> What to work on
All of the records below need to be copied exactly.

(Entries taken from a collection)

-*-

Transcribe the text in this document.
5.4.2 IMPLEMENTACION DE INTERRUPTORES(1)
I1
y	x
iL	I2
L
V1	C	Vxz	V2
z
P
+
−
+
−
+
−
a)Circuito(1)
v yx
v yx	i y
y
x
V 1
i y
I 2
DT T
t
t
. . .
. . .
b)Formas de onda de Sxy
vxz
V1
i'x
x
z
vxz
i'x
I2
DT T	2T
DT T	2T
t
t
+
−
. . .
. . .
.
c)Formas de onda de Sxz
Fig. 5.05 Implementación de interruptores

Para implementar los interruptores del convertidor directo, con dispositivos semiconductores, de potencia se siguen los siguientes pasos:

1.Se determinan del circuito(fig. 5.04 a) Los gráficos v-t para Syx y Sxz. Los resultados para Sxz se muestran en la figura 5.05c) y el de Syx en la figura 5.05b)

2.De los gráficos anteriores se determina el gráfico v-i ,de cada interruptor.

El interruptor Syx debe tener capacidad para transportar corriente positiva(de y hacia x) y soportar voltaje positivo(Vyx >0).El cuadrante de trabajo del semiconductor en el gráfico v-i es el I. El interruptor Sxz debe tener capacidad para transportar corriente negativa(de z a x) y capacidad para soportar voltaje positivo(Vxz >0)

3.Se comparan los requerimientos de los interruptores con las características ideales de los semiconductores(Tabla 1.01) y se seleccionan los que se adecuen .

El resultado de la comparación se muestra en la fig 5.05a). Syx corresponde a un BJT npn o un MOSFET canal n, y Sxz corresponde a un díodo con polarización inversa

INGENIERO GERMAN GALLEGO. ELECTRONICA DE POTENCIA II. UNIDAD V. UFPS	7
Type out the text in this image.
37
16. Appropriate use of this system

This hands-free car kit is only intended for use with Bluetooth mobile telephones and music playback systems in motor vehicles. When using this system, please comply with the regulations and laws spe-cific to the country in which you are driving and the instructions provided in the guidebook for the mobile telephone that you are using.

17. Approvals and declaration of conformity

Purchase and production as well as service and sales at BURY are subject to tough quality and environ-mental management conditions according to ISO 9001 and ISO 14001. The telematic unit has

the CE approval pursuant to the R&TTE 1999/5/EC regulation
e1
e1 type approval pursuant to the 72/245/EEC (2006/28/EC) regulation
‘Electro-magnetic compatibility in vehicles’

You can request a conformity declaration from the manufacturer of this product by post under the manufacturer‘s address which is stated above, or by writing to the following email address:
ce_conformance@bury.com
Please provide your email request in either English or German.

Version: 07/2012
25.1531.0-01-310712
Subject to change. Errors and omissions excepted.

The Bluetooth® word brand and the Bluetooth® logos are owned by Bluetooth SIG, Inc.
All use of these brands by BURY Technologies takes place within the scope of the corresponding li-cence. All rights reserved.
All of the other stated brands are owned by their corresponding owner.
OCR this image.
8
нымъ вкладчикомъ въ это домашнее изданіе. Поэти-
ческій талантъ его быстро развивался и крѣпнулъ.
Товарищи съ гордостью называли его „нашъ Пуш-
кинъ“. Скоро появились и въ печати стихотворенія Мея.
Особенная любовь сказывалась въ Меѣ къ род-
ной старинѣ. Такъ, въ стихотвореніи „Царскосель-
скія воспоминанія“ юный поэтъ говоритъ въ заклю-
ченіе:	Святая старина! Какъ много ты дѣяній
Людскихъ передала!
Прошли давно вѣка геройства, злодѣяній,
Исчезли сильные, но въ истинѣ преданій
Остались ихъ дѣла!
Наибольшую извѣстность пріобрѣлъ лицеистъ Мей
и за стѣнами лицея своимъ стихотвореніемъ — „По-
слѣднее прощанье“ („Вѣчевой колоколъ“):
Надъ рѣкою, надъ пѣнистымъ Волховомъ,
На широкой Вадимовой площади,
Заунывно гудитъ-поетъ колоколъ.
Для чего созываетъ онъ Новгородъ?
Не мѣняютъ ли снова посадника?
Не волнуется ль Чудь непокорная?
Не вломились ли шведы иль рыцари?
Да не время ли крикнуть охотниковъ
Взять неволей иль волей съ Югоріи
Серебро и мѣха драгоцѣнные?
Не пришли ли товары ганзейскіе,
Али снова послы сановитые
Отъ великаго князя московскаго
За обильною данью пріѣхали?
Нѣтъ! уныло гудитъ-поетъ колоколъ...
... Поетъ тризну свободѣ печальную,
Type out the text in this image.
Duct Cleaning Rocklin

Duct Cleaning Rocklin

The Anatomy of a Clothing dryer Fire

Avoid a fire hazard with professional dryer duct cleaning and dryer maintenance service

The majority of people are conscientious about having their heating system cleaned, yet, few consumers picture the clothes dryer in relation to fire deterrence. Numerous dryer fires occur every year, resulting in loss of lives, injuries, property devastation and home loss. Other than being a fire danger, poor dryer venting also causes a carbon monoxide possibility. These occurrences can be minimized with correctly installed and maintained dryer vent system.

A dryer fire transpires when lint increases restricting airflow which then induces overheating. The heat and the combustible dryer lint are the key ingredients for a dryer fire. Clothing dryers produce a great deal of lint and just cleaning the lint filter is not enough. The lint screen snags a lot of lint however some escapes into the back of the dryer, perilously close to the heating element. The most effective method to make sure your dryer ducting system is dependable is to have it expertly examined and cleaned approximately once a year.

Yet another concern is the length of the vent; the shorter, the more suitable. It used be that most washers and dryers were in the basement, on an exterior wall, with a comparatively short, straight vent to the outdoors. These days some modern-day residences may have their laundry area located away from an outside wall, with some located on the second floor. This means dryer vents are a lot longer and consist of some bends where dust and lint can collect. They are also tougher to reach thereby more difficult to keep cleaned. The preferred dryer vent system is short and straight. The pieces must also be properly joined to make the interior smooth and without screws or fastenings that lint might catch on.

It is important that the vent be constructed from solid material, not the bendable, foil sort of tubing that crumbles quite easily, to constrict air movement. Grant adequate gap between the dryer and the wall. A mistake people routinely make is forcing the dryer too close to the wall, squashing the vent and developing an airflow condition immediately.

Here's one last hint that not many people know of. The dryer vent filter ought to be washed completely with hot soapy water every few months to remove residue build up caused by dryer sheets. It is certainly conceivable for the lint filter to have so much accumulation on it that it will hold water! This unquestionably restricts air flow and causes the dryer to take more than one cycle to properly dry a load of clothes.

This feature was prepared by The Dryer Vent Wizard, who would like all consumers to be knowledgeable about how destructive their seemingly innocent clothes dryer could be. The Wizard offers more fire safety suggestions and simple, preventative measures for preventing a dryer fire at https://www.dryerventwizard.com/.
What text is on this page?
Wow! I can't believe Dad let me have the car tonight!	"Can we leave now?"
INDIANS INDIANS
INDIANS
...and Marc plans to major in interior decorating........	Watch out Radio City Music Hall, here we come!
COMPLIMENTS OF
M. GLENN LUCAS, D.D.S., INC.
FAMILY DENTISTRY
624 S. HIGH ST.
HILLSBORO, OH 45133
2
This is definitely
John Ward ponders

-*-

> Finished task
Transcribe the text in this document.
5.4.2 IMPLEMENTACION DE INTERRUPTORES(1)
I1
y	x
iL	I2
L
V1	C	Vxz	V2
z
P
+
−
+
−
+
−
a)Circuito(1)
v yx
v yx	i y
y
x
V 1
i y
I 2
DT T
t
t
. . .
. . .
b)Formas de onda de Sxy
vxz
V1
i'x
x
z
vxz
i'x
I2
DT T	2T
DT T	2T
t
t
+
−
. . .
. . .
.
c)Formas de onda de Sxz
Fig. 5.05 Implementación de interruptores

Para implementar los interruptores del convertidor directo, con dispositivos semiconductores, de potencia se siguen los siguientes pasos:

1.Se determinan del circuito(fig. 5.04 a) Los gráficos v-t para Syx y Sxz. Los resultados para Sxz se muestran en la figura 5.05c) y el de Syx en la figura 5.05b)

2.De los gráficos anteriores se determina el gráfico v-i ,de cada interruptor.

El interruptor Syx debe tener capacidad para transportar corriente positiva(de y hacia x) y soportar voltaje positivo(Vyx >0).El cuadrante de trabajo del semiconductor en el gráfico v-i es el I. El interruptor Sxz debe tener capacidad para transportar corriente negativa(de z a x) y capacidad para soportar voltaje positivo(Vxz >0)

3.Se comparan los requerimientos de los interruptores con las características ideales de los semiconductores(Tabla 1.01) y se seleccionan los que se adecuen .

El resultado de la comparación se muestra en la fig 5.05a). Syx corresponde a un BJT npn o un MOSFET canal n, y Sxz corresponde a un díodo con polarización inversa

INGENIERO GERMAN GALLEGO. ELECTRONICA DE POTENCIA II. UNIDAD V. UFPS	7
Type out the text in this image.
37
16. Appropriate use of this system

This hands-free car kit is only intended for use with Bluetooth mobile telephones and music playback systems in motor vehicles. When using this system, please comply with the regulations and laws spe-cific to the country in which you are driving and the instructions provided in the guidebook for the mobile telephone that you are using.

17. Approvals and declaration of conformity

Purchase and production as well as service and sales at BURY are subject to tough quality and environ-mental management conditions according to ISO 9001 and ISO 14001. The telematic unit has

the CE approval pursuant to the R&TTE 1999/5/EC regulation
e1
e1 type approval pursuant to the 72/245/EEC (2006/28/EC) regulation
‘Electro-magnetic compatibility in vehicles’

You can request a conformity declaration from the manufacturer of this product by post under the manufacturer‘s address which is stated above, or by writing to the following email address:
ce_conformance@bury.com
Please provide your email request in either English or German.

Version: 07/2012
25.1531.0-01-310712
Subject to change. Errors and omissions excepted.

The Bluetooth® word brand and the Bluetooth® logos are owned by Bluetooth SIG, Inc.
All use of these brands by BURY Technologies takes place within the scope of the corresponding li-cence. All rights reserved.
All of the other stated brands are owned by their corresponding owner.
OCR this image.
8
нымъ вкладчикомъ въ это домашнее изданіе. Поэти-
ческій талантъ его быстро развивался и крѣпнулъ.
Товарищи съ гордостью называли его „нашъ Пуш-
кинъ“. Скоро появились и въ печати стихотворенія Мея.
Особенная любовь сказывалась въ Меѣ къ род-
ной старинѣ. Такъ, въ стихотвореніи „Царскосель-
скія воспоминанія“ юный поэтъ говоритъ въ заклю-
ченіе:	Святая старина! Какъ много ты дѣяній
Людскихъ передала!
Прошли давно вѣка геройства, злодѣяній,
Исчезли сильные, но въ истинѣ преданій
Остались ихъ дѣла!
Наибольшую извѣстность пріобрѣлъ лицеистъ Мей
и за стѣнами лицея своимъ стихотвореніемъ — „По-
слѣднее прощанье“ („Вѣчевой колоколъ“):
Надъ рѣкою, надъ пѣнистымъ Волховомъ,
На широкой Вадимовой площади,
Заунывно гудитъ-поетъ колоколъ.
Для чего созываетъ онъ Новгородъ?
Не мѣняютъ ли снова посадника?
Не волнуется ль Чудь непокорная?
Не вломились ли шведы иль рыцари?
Да не время ли крикнуть охотниковъ
Взять неволей иль волей съ Югоріи
Серебро и мѣха драгоцѣнные?
Не пришли ли товары ганзейскіе,
Али снова послы сановитые
Отъ великаго князя московскаго
За обильною данью пріѣхали?
Нѣтъ! уныло гудитъ-поетъ колоколъ...
... Поетъ тризну свободѣ печальную,
Type out the text in this image.
Duct Cleaning Rocklin

Duct Cleaning Rocklin

The Anatomy of a Clothing dryer Fire

Avoid a fire hazard with professional dryer duct cleaning and dryer maintenance service

The majority of people are conscientious about having their heating system cleaned, yet, few consumers picture the clothes dryer in relation to fire deterrence. Numerous dryer fires occur every year, resulting in loss of lives, injuries, property devastation and home loss. Other than being a fire danger, poor dryer venting also causes a carbon monoxide possibility. These occurrences can be minimized with correctly installed and maintained dryer vent system.

A dryer fire transpires when lint increases restricting airflow which then induces overheating. The heat and the combustible dryer lint are the key ingredients for a dryer fire. Clothing dryers produce a great deal of lint and just cleaning the lint filter is not enough. The lint screen snags a lot of lint however some escapes into the back of the dryer, perilously close to the heating element. The most effective method to make sure your dryer ducting system is dependable is to have it expertly examined and cleaned approximately once a year.

Yet another concern is the length of the vent; the shorter, the more suitable. It used be that most washers and dryers were in the basement, on an exterior wall, with a comparatively short, straight vent to the outdoors. These days some modern-day residences may have their laundry area located away from an outside wall, with some located on the second floor. This means dryer vents are a lot longer and consist of some bends where dust and lint can collect. They are also tougher to reach thereby more difficult to keep cleaned. The preferred dryer vent system is short and straight. The pieces must also be properly joined to make the interior smooth and without screws or fastenings that lint might catch on.

It is important that the vent be constructed from solid material, not the bendable, foil sort of tubing that crumbles quite easily, to constrict air movement. Grant adequate gap between the dryer and the wall. A mistake people routinely make is forcing the dryer too close to the wall, squashing the vent and developing an airflow condition immediately.

Here's one last hint that not many people know of. The dryer vent filter ought to be washed completely with hot soapy water every few months to remove residue build up caused by dryer sheets. It is certainly conceivable for the lint filter to have so much accumulation on it that it will hold water! This unquestionably restricts air flow and causes the dryer to take more than one cycle to properly dry a load of clothes.

This feature was prepared by The Dryer Vent Wizard, who would like all consumers to be knowledgeable about how destructive their seemingly innocent clothes dryer could be. The Wizard offers more fire safety suggestions and simple, preventative measures for preventing a dryer fire at https://www.dryerventwizard.com/.
What text is on this page?
Wow! I can't believe Dad let me have the car tonight!	"Can we leave now?"
INDIANS INDIANS
INDIANS
...and Marc plans to major in interior decorating........	Watch out Radio City Music Hall, here we come!
COMPLIMENTS OF
M. GLENN LUCAS, D.D.S., INC.
FAMILY DENTISTRY
624 S. HIGH ST.
HILLSBORO, OH 45133
2
This is definitely
John Ward ponders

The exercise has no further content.